>> Begin
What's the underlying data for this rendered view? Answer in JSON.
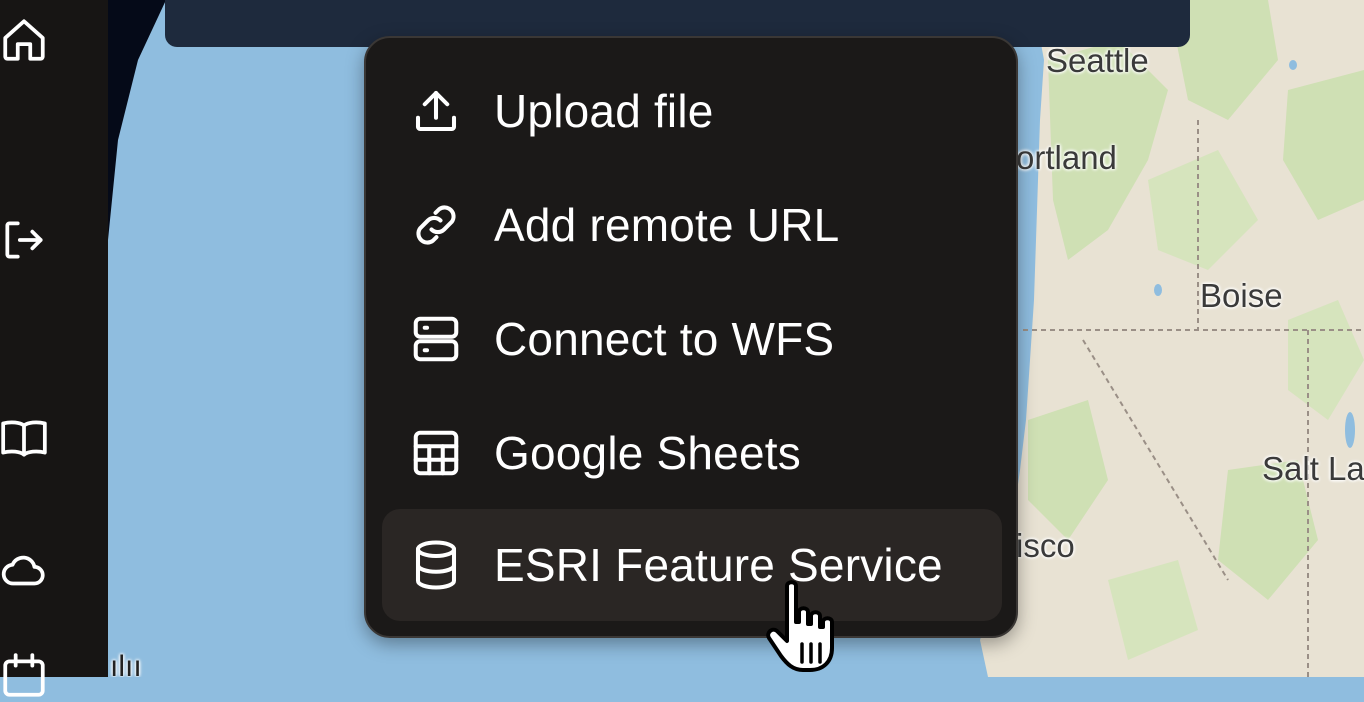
{
  "sidebar": {
    "icons": [
      "home-icon",
      "logout-icon",
      "book-icon",
      "cloud-icon",
      "calendar-icon"
    ]
  },
  "map": {
    "cities": [
      "Seattle",
      "ortland",
      "Boise",
      "Salt La",
      "isco"
    ],
    "scale_text": "ılıı"
  },
  "menu": {
    "items": [
      {
        "label": "Upload file",
        "icon": "upload-icon"
      },
      {
        "label": "Add remote URL",
        "icon": "link-icon"
      },
      {
        "label": "Connect to WFS",
        "icon": "server-icon"
      },
      {
        "label": "Google Sheets",
        "icon": "table-icon"
      },
      {
        "label": "ESRI Feature Service",
        "icon": "database-icon"
      }
    ],
    "active_index": 4
  },
  "colors": {
    "water": "#8fbddf",
    "land": "#e8e2d3",
    "forest": "#cfe0b4",
    "menu_bg": "#1b1918",
    "menu_active": "#2a2624",
    "sidebar": "#171514",
    "topbar": "#1e2a3d"
  }
}
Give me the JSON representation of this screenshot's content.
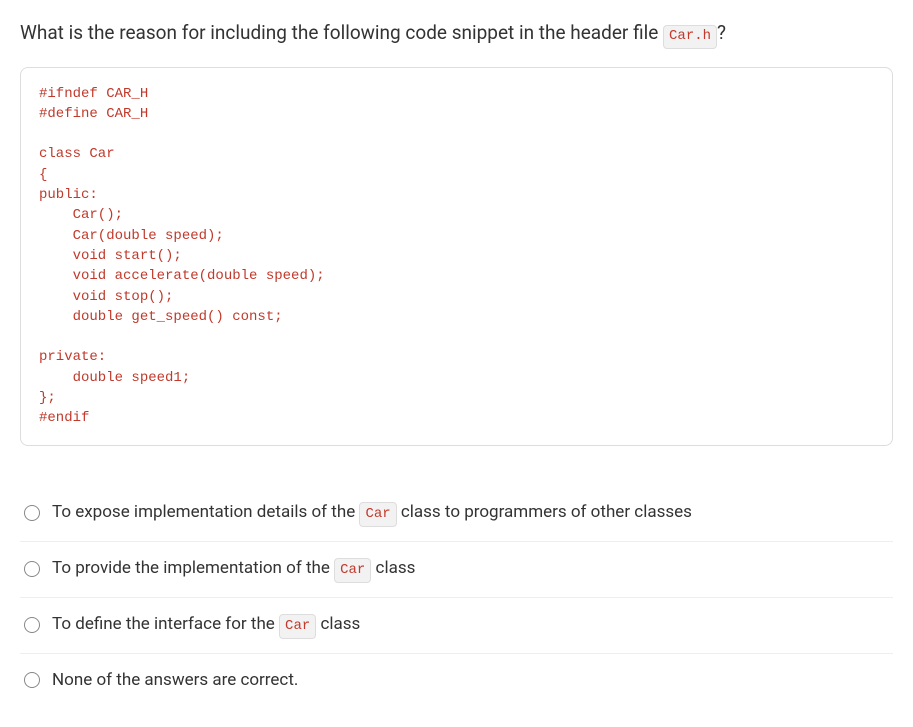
{
  "question": {
    "prefix": "What is the reason for including the following code snippet in the header file ",
    "filename": "Car.h",
    "suffix": "?"
  },
  "code": "#ifndef CAR_H\n#define CAR_H\n\nclass Car\n{\npublic:\n    Car();\n    Car(double speed);\n    void start();\n    void accelerate(double speed);\n    void stop();\n    double get_speed() const;\n\nprivate:\n    double speed1;\n};\n#endif",
  "options": [
    {
      "pre": "To expose implementation details of the ",
      "code": "Car",
      "post": " class to programmers of other classes"
    },
    {
      "pre": "To provide the implementation of the ",
      "code": "Car",
      "post": " class"
    },
    {
      "pre": "To define the interface for the ",
      "code": "Car",
      "post": " class"
    },
    {
      "pre": "None of the answers are correct.",
      "code": null,
      "post": ""
    }
  ]
}
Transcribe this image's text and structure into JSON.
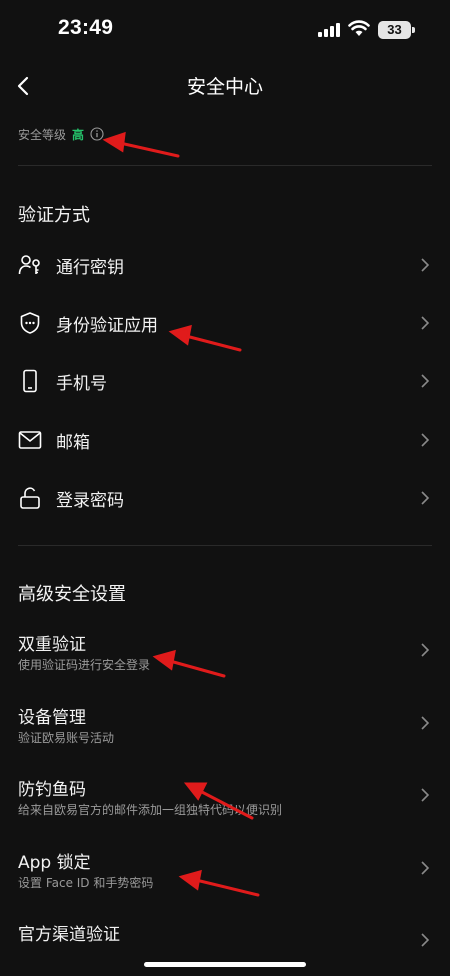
>> End
## GIVEN REQUEST
Your copy of the data above should match it exactly, except that pictures are left out.

## RESPONSE BELOW
What's the underlying data for this rendered view? Answer in JSON.
{
  "sidebar": {
    "icons": [
      "home-icon",
      "logout-icon",
      "book-icon",
      "cloud-icon",
      "calendar-icon"
    ]
  },
  "map": {
    "cities": [
      "Seattle",
      "ortland",
      "Boise",
      "Salt La",
      "isco"
    ],
    "scale_text": "ılıı"
  },
  "menu": {
    "items": [
      {
        "label": "Upload file",
        "icon": "upload-icon"
      },
      {
        "label": "Add remote URL",
        "icon": "link-icon"
      },
      {
        "label": "Connect to WFS",
        "icon": "server-icon"
      },
      {
        "label": "Google Sheets",
        "icon": "table-icon"
      },
      {
        "label": "ESRI Feature Service",
        "icon": "database-icon"
      }
    ],
    "active_index": 4
  },
  "colors": {
    "water": "#8fbddf",
    "land": "#e8e2d3",
    "forest": "#cfe0b4",
    "menu_bg": "#1b1918",
    "menu_active": "#2a2624",
    "sidebar": "#171514",
    "topbar": "#1e2a3d"
  }
}
Give me the JSON representation of this screenshot's content.
{
  "question": {
    "prefix": "What is the reason for including the following code snippet in the header file ",
    "filename": "Car.h",
    "suffix": "?"
  },
  "code": "#ifndef CAR_H\n#define CAR_H\n\nclass Car\n{\npublic:\n    Car();\n    Car(double speed);\n    void start();\n    void accelerate(double speed);\n    void stop();\n    double get_speed() const;\n\nprivate:\n    double speed1;\n};\n#endif",
  "options": [
    {
      "pre": "To expose implementation details of the ",
      "code": "Car",
      "post": " class to programmers of other classes"
    },
    {
      "pre": "To provide the implementation of the ",
      "code": "Car",
      "post": " class"
    },
    {
      "pre": "To define the interface for the ",
      "code": "Car",
      "post": " class"
    },
    {
      "pre": "None of the answers are correct.",
      "code": null,
      "post": ""
    }
  ]
}
Transcribe this image's text and structure into JSON.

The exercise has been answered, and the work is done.